### Problem to solve:
Copy everything from the line containing "19, 64, 55]" down to the line containing "434, 474, 638]", replacing "retweet-icon" with "repost-icon" and leaving everything else unchanged.

┌─ Supplied records

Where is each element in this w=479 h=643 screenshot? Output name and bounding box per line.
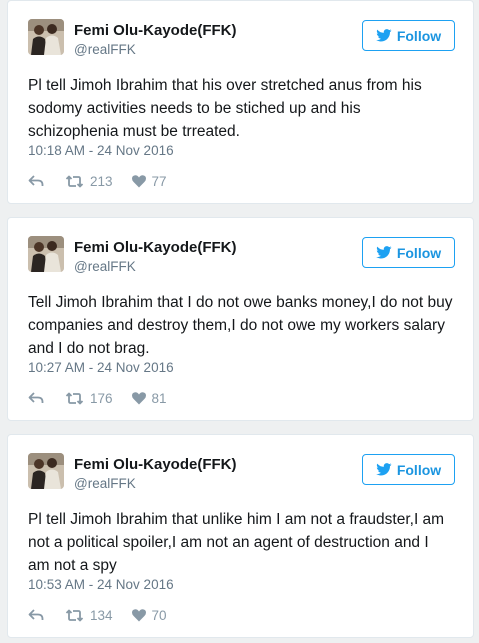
avatar[interactable]	[28, 19, 64, 55]
tweet-actions: 213 77	[28, 172, 167, 190]
reply-icon[interactable]	[28, 609, 48, 621]
author-handle[interactable]: @realFFK	[74, 259, 136, 274]
twitter-bird-icon	[376, 29, 392, 42]
like-count: 77	[151, 173, 167, 189]
twitter-bird-icon	[376, 246, 392, 259]
retweet-icon[interactable]	[65, 392, 84, 405]
retweet-icon[interactable]	[65, 609, 84, 622]
retweet-count: 134	[90, 607, 113, 623]
follow-label: Follow	[396, 244, 442, 261]
reply-icon[interactable]	[28, 175, 48, 187]
follow-label: Follow	[396, 27, 442, 44]
retweet-count: 176	[90, 390, 113, 406]
follow-button[interactable]: Follow	[362, 20, 455, 51]
tweet-text: Pl tell Jimoh Ibrahim that unlike him I …	[28, 511, 445, 574]
tweet-card: Femi Olu-Kayode(FFK) @realFFK Follow Pl …	[7, 434, 474, 638]
avatar[interactable]	[28, 236, 64, 272]
heart-icon[interactable]	[131, 174, 146, 188]
tweet-card: Femi Olu-Kayode(FFK) @realFFK Follow Tel…	[7, 217, 474, 421]
heart-icon[interactable]	[131, 608, 146, 622]
tweet-actions: 176 81	[28, 389, 167, 407]
tweet-timestamp[interactable]: 10:18 AM - 24 Nov 2016	[28, 143, 174, 158]
retweet-icon[interactable]	[65, 175, 84, 188]
tweet-timestamp[interactable]: 10:53 AM - 24 Nov 2016	[28, 577, 174, 592]
tweet-text: Pl tell Jimoh Ibrahim that his over stre…	[28, 77, 422, 140]
follow-button[interactable]: Follow	[362, 237, 455, 268]
author-handle[interactable]: @realFFK	[74, 42, 136, 57]
follow-label: Follow	[396, 461, 442, 478]
tweet-timestamp[interactable]: 10:27 AM - 24 Nov 2016	[28, 360, 174, 375]
twitter-bird-icon	[376, 463, 392, 476]
heart-icon[interactable]	[131, 391, 146, 405]
tweet-actions: 134 70	[28, 606, 167, 624]
tweet-text: Tell Jimoh Ibrahim that I do not owe ban…	[28, 294, 453, 357]
like-count: 81	[151, 390, 167, 406]
reply-icon[interactable]	[28, 392, 48, 404]
avatar[interactable]	[28, 453, 64, 489]
tweet-card: Femi Olu-Kayode(FFK) @realFFK Follow Pl …	[7, 0, 474, 204]
author-name[interactable]: Femi Olu-Kayode(FFK)	[74, 456, 237, 473]
author-name[interactable]: Femi Olu-Kayode(FFK)	[74, 22, 237, 39]
like-count: 70	[151, 607, 167, 623]
retweet-count: 213	[90, 173, 113, 189]
follow-button[interactable]: Follow	[362, 454, 455, 485]
author-name[interactable]: Femi Olu-Kayode(FFK)	[74, 239, 237, 256]
author-handle[interactable]: @realFFK	[74, 476, 136, 491]
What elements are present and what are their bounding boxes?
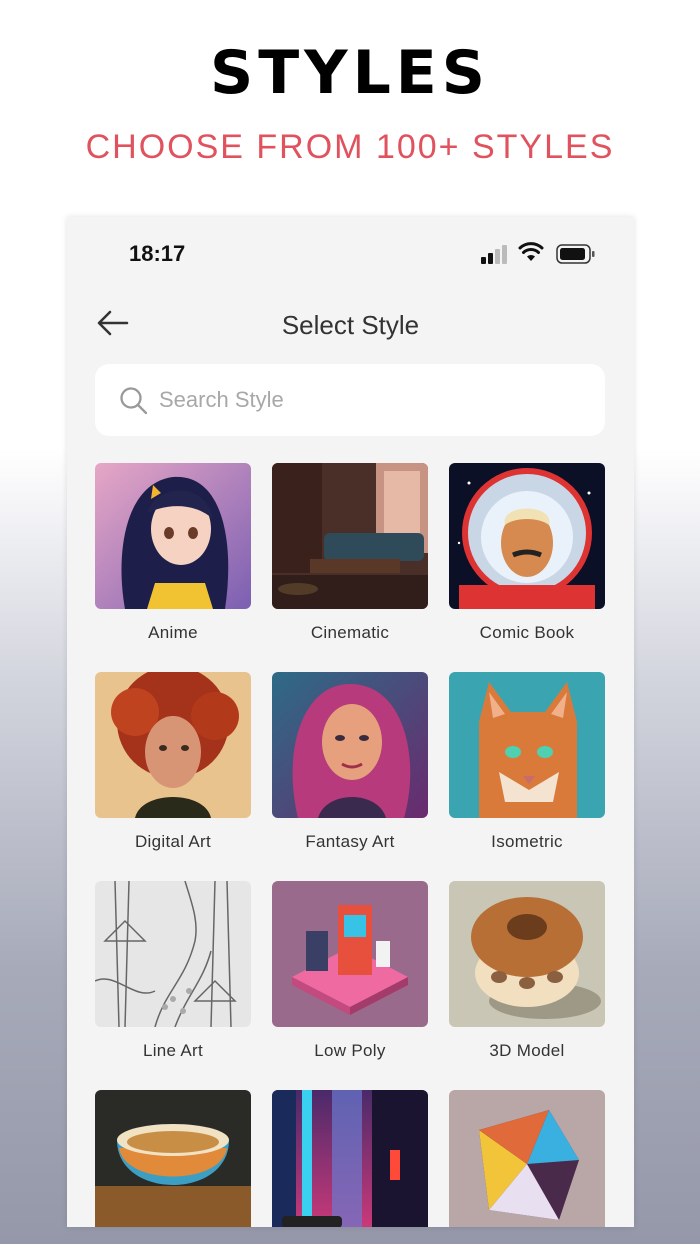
- style-label-isometric: Isometric: [491, 832, 563, 851]
- promo-subtitle: CHOOSE FROM 100+ STYLES: [85, 128, 615, 166]
- style-label-fantasy-art: Fantasy Art: [305, 832, 395, 851]
- digital-art-portrait-image: [95, 672, 251, 818]
- isometric-cat-image: [449, 672, 605, 818]
- style-card-low-poly[interactable]: Low Poly: [272, 881, 428, 1061]
- nav-bar: Select Style: [67, 302, 634, 350]
- style-card-bowl[interactable]: [95, 1090, 251, 1227]
- search-bar[interactable]: [95, 364, 605, 436]
- battery-icon: [556, 244, 595, 264]
- status-time: 18:17: [129, 241, 186, 266]
- line-art-forest-image: [95, 881, 251, 1027]
- search-icon: [120, 387, 148, 415]
- style-label-line-art: Line Art: [142, 1041, 204, 1060]
- 3d-donut-image: [449, 881, 605, 1027]
- low-poly-machine-image: [272, 881, 428, 1027]
- style-card-digital-art[interactable]: Digital Art: [95, 672, 251, 852]
- anime-girl-image: [95, 463, 251, 609]
- promo-title: STYLES: [209, 38, 491, 108]
- style-card-fantasy-art[interactable]: Fantasy Art: [272, 672, 428, 852]
- style-card-line-art[interactable]: Line Art: [95, 881, 251, 1061]
- style-label-3d-model: 3D Model: [489, 1041, 565, 1060]
- style-card-isometric[interactable]: Isometric: [449, 672, 605, 852]
- style-card-anime[interactable]: Anime: [95, 463, 251, 643]
- phone-screen: 18:17 Select Style Search Style Anime Ci…: [67, 217, 634, 1227]
- style-card-comic-book[interactable]: Comic Book: [449, 463, 605, 643]
- signal-icon: [481, 244, 509, 264]
- neon-city-image: [272, 1090, 428, 1227]
- bowl-image: [95, 1090, 251, 1227]
- style-card-neon-city[interactable]: [272, 1090, 428, 1227]
- comic-astronaut-image: [449, 463, 605, 609]
- style-card-cinematic[interactable]: Cinematic: [272, 463, 428, 643]
- geometric-shape-image: [449, 1090, 605, 1227]
- style-label-comic-book: Comic Book: [479, 623, 575, 642]
- style-card-geometric[interactable]: [449, 1090, 605, 1227]
- search-input[interactable]: [159, 382, 579, 418]
- fantasy-portrait-image: [272, 672, 428, 818]
- style-label-anime: Anime: [148, 623, 198, 642]
- style-card-3d-model[interactable]: 3D Model: [449, 881, 605, 1061]
- style-label-digital-art: Digital Art: [134, 832, 212, 851]
- style-label-low-poly: Low Poly: [314, 1041, 386, 1060]
- wifi-icon: [518, 242, 544, 261]
- page-title: Select Style: [281, 310, 420, 340]
- status-bar: 18:17: [67, 217, 634, 292]
- style-label-cinematic: Cinematic: [310, 623, 390, 642]
- cinematic-room-image: [272, 463, 428, 609]
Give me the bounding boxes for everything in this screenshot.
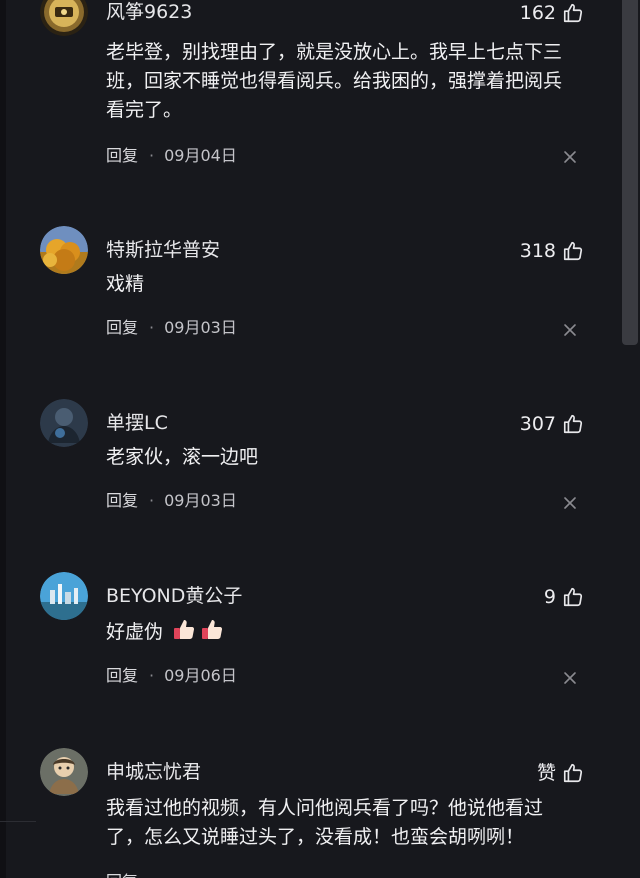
thumbs-up-icon[interactable] bbox=[562, 413, 584, 435]
thumbs-up-emoji bbox=[171, 616, 197, 642]
scrollbar-thumb[interactable] bbox=[622, 0, 638, 345]
like-button[interactable]: 307 bbox=[520, 411, 584, 437]
city-skyline-avatar[interactable] bbox=[40, 572, 88, 620]
reply-button[interactable]: 回复 bbox=[106, 491, 138, 511]
like-button[interactable]: 162 bbox=[520, 0, 584, 26]
comment-meta: 回复 · 09月03日 bbox=[106, 491, 237, 511]
comment-text-body: 好虚伪 bbox=[106, 621, 164, 643]
thumbs-up-icon[interactable] bbox=[562, 762, 584, 784]
like-count: 307 bbox=[519, 413, 556, 435]
comment-username[interactable]: 风筝9623 bbox=[106, 0, 192, 24]
comment-meta: 回复 · 09月04日 bbox=[106, 146, 237, 166]
meta-separator: · bbox=[149, 146, 155, 165]
thumbs-up-icon[interactable] bbox=[562, 240, 584, 262]
comment-item: 申城忘忧君 赞 我看过他的视频，有人问他阅兵看了吗？他说他看过了，怎么又说睡过头… bbox=[40, 748, 600, 878]
comment-date: 09月06日 bbox=[164, 666, 237, 685]
comment-item: 特斯拉华普安 318 戏精 回复 · 09月03日 bbox=[40, 226, 600, 346]
reply-button[interactable]: 回复 bbox=[106, 146, 138, 166]
comment-text: 我看过他的视频，有人问他阅兵看了吗？他说他看过了，怎么又说睡过头了，没看成！也蛮… bbox=[106, 797, 544, 848]
close-icon[interactable] bbox=[563, 323, 577, 337]
comment-meta: 回复 · 09月06日 bbox=[106, 666, 237, 686]
scrollbar-track[interactable] bbox=[620, 0, 640, 878]
comment-username[interactable]: BEYOND黄公子 bbox=[106, 584, 242, 608]
comment-item: 单摆LC 307 老家伙，滚一边吧 回复 · 09月03日 bbox=[40, 399, 600, 519]
comment-date: 09月03日 bbox=[164, 491, 237, 510]
comment-item: BEYOND黄公子 9 好虚伪 回复 · 09月06日 bbox=[40, 572, 600, 692]
comment-username[interactable]: 单摆LC bbox=[106, 411, 168, 435]
reply-button[interactable]: 回复 bbox=[106, 318, 138, 338]
like-button[interactable]: 9 bbox=[544, 584, 584, 610]
comment-date: 09月04日 bbox=[164, 146, 237, 165]
autumn-tree-avatar[interactable] bbox=[40, 226, 88, 274]
comment-meta: 回复 · 09月03日 bbox=[106, 318, 237, 338]
thumbs-up-icon[interactable] bbox=[562, 2, 584, 24]
divider bbox=[0, 821, 36, 822]
comment-text: 戏精 bbox=[106, 273, 145, 295]
thumbs-up-emoji bbox=[199, 616, 225, 642]
close-icon[interactable] bbox=[563, 150, 577, 164]
thumbs-up-icon[interactable] bbox=[562, 586, 584, 608]
like-count: 9 bbox=[543, 586, 556, 608]
meta-separator: · bbox=[149, 318, 155, 337]
like-count: 162 bbox=[519, 2, 556, 24]
like-button[interactable]: 318 bbox=[520, 238, 584, 264]
comment-text: 老家伙，滚一边吧 bbox=[106, 446, 259, 468]
comment-text: 好虚伪 bbox=[106, 616, 576, 647]
close-icon[interactable] bbox=[563, 671, 577, 685]
like-count: 赞 bbox=[536, 762, 556, 784]
comment-username[interactable]: 特斯拉华普安 bbox=[106, 238, 220, 262]
gold-badge-avatar[interactable] bbox=[40, 0, 88, 36]
like-count: 318 bbox=[519, 240, 556, 262]
reply-button[interactable]: 回复 bbox=[106, 872, 138, 878]
comment-item: 风筝9623 162 老毕登，别找理由了，就是没放心上。我早上七点下三班，回家不… bbox=[40, 0, 600, 178]
meta-separator: · bbox=[149, 666, 155, 685]
comment-meta: 回复 bbox=[106, 872, 138, 878]
like-button[interactable]: 赞 bbox=[537, 760, 584, 786]
reply-button[interactable]: 回复 bbox=[106, 666, 138, 686]
meta-separator: · bbox=[149, 491, 155, 510]
left-panel-edge bbox=[0, 0, 6, 878]
dark-figure-avatar[interactable] bbox=[40, 399, 88, 447]
cartoon-person-avatar[interactable] bbox=[40, 748, 88, 796]
comment-username[interactable]: 申城忘忧君 bbox=[106, 760, 201, 784]
comment-date: 09月03日 bbox=[164, 318, 237, 337]
comment-text: 老毕登，别找理由了，就是没放心上。我早上七点下三班，回家不睡觉也得看阅兵。给我困… bbox=[106, 41, 563, 121]
close-icon[interactable] bbox=[563, 496, 577, 510]
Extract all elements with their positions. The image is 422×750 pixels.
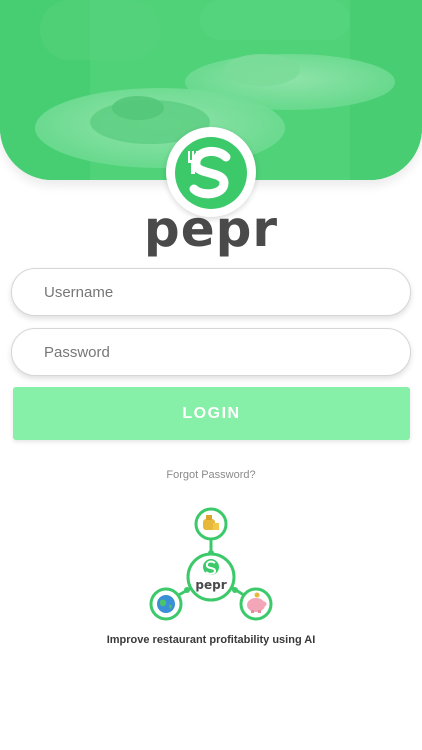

└─

### The solution:
avatar[interactable]	[28, 19, 64, 55]
tweet-actions: 213 77	[28, 172, 167, 190]
reply-icon[interactable]	[28, 609, 48, 621]
author-handle[interactable]: @realFFK	[74, 259, 136, 274]
twitter-bird-icon	[376, 29, 392, 42]
like-count: 77	[151, 173, 167, 189]
twitter-bird-icon	[376, 246, 392, 259]
repost-icon[interactable]	[65, 392, 84, 405]
repost-icon[interactable]	[65, 609, 84, 622]
retweet-count: 134	[90, 607, 113, 623]
follow-label: Follow	[396, 244, 442, 261]
reply-icon[interactable]	[28, 175, 48, 187]
follow-label: Follow	[396, 27, 442, 44]
retweet-count: 176	[90, 390, 113, 406]
follow-button[interactable]: Follow	[362, 20, 455, 51]
tweet-text: Pl tell Jimoh Ibrahim that unlike him I …	[28, 511, 445, 574]
tweet-card: Femi Olu-Kayode(FFK) @realFFK Follow Pl …	[7, 434, 474, 638]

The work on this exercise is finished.